DIRECTIONS:
Repeat the full listing below verbatim and keep the images out.

SUPPLIED INFORMATION:
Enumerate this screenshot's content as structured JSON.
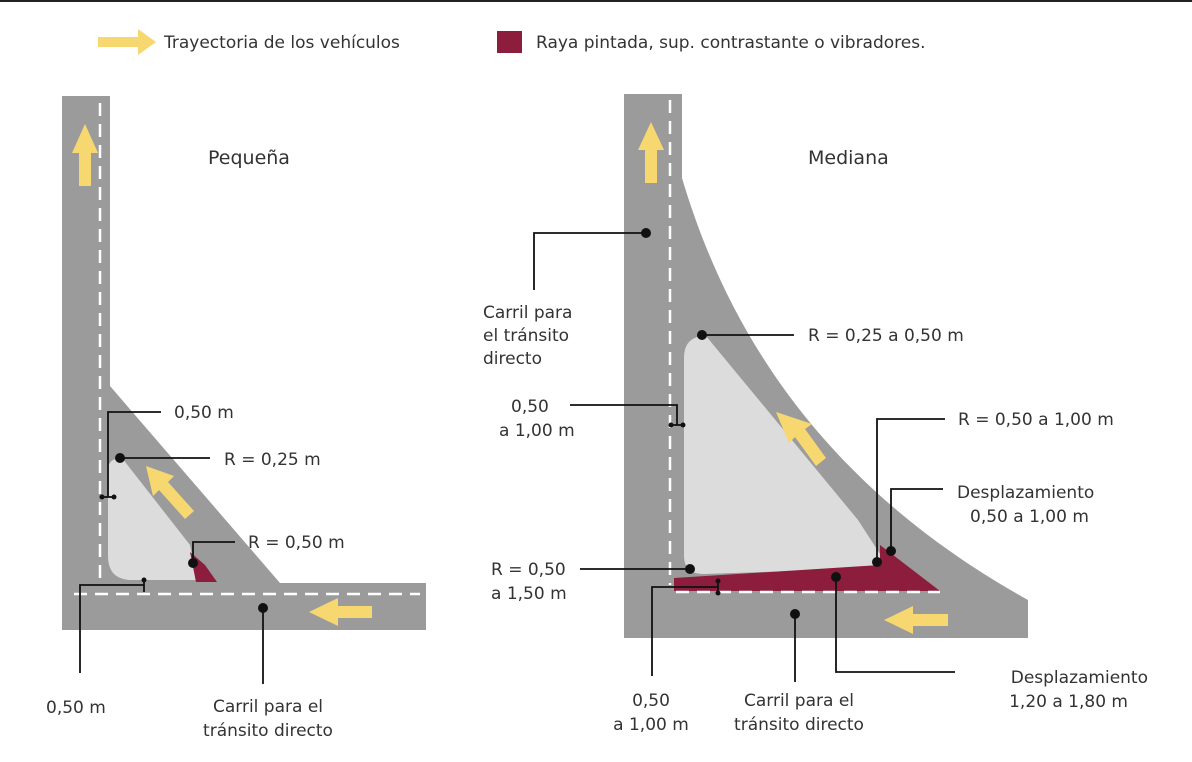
{
  "legend": {
    "trajectory": "Trayectoria de los vehículos",
    "marking": "Raya pintada, sup. contrastante o vibradores.",
    "trajectory_color": "#f7d870",
    "marking_color": "#8c1d3d"
  },
  "small": {
    "title": "Pequeña",
    "offset_050": "0,50 m",
    "radius_025": "R = 0,25 m",
    "radius_050": "R = 0,50 m",
    "bottom_offset": "0,50 m",
    "lane_line1": "Carril para el",
    "lane_line2": "tránsito directo"
  },
  "medium": {
    "title": "Mediana",
    "lane_left_line1": "Carril para",
    "lane_left_line2": "el tránsito",
    "lane_left_line3": "directo",
    "radius_top": "R = 0,25 a 0,50 m",
    "offset_left_line1": "0,50",
    "offset_left_line2": "a 1,00 m",
    "radius_right": "R = 0,50 a 1,00 m",
    "displacement_right_line1": "Desplazamiento",
    "displacement_right_line2": "0,50 a 1,00 m",
    "radius_bottom_line1": "R = 0,50",
    "radius_bottom_line2": "a 1,50 m",
    "offset_bottom_line1": "0,50",
    "offset_bottom_line2": "a 1,00 m",
    "lane_bottom_line1": "Carril para el",
    "lane_bottom_line2": "tránsito directo",
    "displacement_bottom_line1": "Desplazamiento",
    "displacement_bottom_line2": "1,20 a 1,80 m"
  },
  "colors": {
    "road": "#9b9b9b",
    "island": "#dcdcdc"
  }
}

OUTPUT:
Enumerate this screenshot's content as structured JSON.
{
  "legend": {
    "trajectory": "Trayectoria de los vehículos",
    "marking": "Raya pintada, sup. contrastante o vibradores.",
    "trajectory_color": "#f7d870",
    "marking_color": "#8c1d3d"
  },
  "small": {
    "title": "Pequeña",
    "offset_050": "0,50 m",
    "radius_025": "R = 0,25 m",
    "radius_050": "R = 0,50 m",
    "bottom_offset": "0,50 m",
    "lane_line1": "Carril para el",
    "lane_line2": "tránsito directo"
  },
  "medium": {
    "title": "Mediana",
    "lane_left_line1": "Carril para",
    "lane_left_line2": "el tránsito",
    "lane_left_line3": "directo",
    "radius_top": "R = 0,25 a 0,50 m",
    "offset_left_line1": "0,50",
    "offset_left_line2": "a 1,00 m",
    "radius_right": "R = 0,50 a 1,00 m",
    "displacement_right_line1": "Desplazamiento",
    "displacement_right_line2": "0,50 a 1,00 m",
    "radius_bottom_line1": "R = 0,50",
    "radius_bottom_line2": "a 1,50 m",
    "offset_bottom_line1": "0,50",
    "offset_bottom_line2": "a 1,00 m",
    "lane_bottom_line1": "Carril para el",
    "lane_bottom_line2": "tránsito directo",
    "displacement_bottom_line1": "Desplazamiento",
    "displacement_bottom_line2": "1,20 a 1,80 m"
  },
  "colors": {
    "road": "#9b9b9b",
    "island": "#dcdcdc"
  }
}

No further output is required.